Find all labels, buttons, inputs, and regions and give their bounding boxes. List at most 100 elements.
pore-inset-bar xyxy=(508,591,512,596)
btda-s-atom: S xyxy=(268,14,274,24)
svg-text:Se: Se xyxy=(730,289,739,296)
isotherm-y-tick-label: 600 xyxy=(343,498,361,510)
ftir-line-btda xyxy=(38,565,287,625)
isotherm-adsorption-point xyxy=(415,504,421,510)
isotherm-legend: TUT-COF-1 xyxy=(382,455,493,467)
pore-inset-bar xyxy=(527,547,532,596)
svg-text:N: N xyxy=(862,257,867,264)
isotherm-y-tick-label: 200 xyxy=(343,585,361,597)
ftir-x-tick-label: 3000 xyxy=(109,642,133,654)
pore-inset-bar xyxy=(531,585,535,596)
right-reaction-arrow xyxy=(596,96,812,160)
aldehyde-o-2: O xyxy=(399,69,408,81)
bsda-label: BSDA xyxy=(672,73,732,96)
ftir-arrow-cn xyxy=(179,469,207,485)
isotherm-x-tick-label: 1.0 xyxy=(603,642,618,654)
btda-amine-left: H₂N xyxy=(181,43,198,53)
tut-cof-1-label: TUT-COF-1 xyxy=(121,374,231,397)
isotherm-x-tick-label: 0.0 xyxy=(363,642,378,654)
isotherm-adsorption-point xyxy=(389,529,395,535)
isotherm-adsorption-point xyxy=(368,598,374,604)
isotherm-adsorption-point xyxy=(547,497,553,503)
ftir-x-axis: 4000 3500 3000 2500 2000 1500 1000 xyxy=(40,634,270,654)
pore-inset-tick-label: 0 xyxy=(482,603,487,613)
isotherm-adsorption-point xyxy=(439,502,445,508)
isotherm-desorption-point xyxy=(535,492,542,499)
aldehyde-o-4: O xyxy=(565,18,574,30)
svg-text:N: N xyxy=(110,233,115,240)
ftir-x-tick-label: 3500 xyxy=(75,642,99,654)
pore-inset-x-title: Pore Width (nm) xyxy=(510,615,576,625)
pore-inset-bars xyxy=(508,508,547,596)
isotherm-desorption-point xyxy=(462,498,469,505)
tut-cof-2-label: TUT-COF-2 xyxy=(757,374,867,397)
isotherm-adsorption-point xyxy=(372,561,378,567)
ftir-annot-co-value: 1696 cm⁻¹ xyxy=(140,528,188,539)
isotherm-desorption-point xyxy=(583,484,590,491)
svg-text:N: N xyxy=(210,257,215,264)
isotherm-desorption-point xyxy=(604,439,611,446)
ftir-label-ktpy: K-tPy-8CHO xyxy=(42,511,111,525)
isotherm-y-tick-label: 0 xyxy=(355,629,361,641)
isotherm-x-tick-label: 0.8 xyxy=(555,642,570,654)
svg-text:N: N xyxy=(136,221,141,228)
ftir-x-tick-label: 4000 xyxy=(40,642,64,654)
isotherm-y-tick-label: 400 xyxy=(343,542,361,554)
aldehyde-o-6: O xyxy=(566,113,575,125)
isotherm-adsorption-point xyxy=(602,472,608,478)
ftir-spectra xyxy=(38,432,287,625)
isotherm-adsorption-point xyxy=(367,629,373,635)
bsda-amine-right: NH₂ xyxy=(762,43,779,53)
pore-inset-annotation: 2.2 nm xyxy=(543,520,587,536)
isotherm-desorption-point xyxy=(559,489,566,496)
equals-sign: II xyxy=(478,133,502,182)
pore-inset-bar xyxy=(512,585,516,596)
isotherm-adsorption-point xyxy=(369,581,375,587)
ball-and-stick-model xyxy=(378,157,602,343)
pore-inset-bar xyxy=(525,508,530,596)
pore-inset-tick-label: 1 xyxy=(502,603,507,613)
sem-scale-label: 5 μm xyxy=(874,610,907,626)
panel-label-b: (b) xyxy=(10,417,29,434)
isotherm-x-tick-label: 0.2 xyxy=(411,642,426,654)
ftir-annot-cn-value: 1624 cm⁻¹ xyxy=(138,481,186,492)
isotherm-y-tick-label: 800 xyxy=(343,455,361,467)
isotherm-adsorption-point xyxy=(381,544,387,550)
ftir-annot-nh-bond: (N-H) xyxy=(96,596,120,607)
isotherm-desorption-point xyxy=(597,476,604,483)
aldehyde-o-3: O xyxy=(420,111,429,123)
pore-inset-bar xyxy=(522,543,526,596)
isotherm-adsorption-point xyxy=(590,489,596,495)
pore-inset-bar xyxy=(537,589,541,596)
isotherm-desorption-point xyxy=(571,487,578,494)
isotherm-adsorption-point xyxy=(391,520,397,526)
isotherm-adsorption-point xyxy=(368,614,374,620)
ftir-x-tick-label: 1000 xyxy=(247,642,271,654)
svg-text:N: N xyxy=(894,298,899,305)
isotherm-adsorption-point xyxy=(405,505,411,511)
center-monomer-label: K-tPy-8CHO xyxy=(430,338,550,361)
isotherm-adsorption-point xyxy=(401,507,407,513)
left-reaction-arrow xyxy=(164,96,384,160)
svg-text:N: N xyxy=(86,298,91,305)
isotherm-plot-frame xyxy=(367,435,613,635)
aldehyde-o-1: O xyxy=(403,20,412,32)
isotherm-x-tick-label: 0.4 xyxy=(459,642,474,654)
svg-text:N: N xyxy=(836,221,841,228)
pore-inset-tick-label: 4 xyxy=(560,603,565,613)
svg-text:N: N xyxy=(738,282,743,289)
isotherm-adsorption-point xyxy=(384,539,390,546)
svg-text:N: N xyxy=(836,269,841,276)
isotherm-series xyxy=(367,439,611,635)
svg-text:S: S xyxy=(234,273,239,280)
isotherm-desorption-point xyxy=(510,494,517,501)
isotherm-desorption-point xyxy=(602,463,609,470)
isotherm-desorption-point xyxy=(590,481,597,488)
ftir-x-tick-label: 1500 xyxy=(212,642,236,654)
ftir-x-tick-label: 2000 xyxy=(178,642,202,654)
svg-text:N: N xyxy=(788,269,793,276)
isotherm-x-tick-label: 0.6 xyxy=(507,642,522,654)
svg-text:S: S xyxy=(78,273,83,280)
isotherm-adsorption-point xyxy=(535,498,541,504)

____________

Instructions to follow: Can you convert the listing, from its first line through the line holding "pore-inset-bars xyxy=(508,508,547,596)" (both included), into a numbered list with any blank lines left out?

Result of this exercise:
1. Find all labels, buttons, inputs, and regions and give their bounding boxes. List at most 100 elements.
2. pore-inset-bar xyxy=(508,591,512,596)
3. btda-s-atom: S xyxy=(268,14,274,24)
4. svg-text:Se: Se xyxy=(730,289,739,296)
5. isotherm-y-tick-label: 600 xyxy=(343,498,361,510)
6. ftir-line-btda xyxy=(38,565,287,625)
7. isotherm-adsorption-point xyxy=(415,504,421,510)
8. isotherm-legend: TUT-COF-1 xyxy=(382,455,493,467)
9. pore-inset-bar xyxy=(527,547,532,596)
10. svg-text:N: N xyxy=(862,257,867,264)
11. isotherm-y-tick-label: 200 xyxy=(343,585,361,597)
12. ftir-x-tick-label: 3000 xyxy=(109,642,133,654)
13. pore-inset-bar xyxy=(531,585,535,596)
14. right-reaction-arrow xyxy=(596,96,812,160)
15. aldehyde-o-2: O xyxy=(399,69,408,81)
16. bsda-label: BSDA xyxy=(672,73,732,96)
17. ftir-arrow-cn xyxy=(179,469,207,485)
18. isotherm-x-tick-label: 1.0 xyxy=(603,642,618,654)
19. btda-amine-left: H₂N xyxy=(181,43,198,53)
20. tut-cof-1-label: TUT-COF-1 xyxy=(121,374,231,397)
21. isotherm-x-tick-label: 0.0 xyxy=(363,642,378,654)
22. isotherm-adsorption-point xyxy=(389,529,395,535)
23. isotherm-adsorption-point xyxy=(368,598,374,604)
24. isotherm-adsorption-point xyxy=(547,497,553,503)
25. ftir-x-axis: 4000 3500 3000 2500 2000 1500 1000 xyxy=(40,634,270,654)
26. pore-inset-tick-label: 0 xyxy=(482,603,487,613)
27. isotherm-adsorption-point xyxy=(439,502,445,508)
28. isotherm-desorption-point xyxy=(535,492,542,499)
29. aldehyde-o-4: O xyxy=(565,18,574,30)
30. svg-text:N: N xyxy=(110,233,115,240)
31. ftir-x-tick-label: 3500 xyxy=(75,642,99,654)
32. pore-inset-x-title: Pore Width (nm) xyxy=(510,615,576,625)
33. pore-inset-bars xyxy=(508,508,547,596)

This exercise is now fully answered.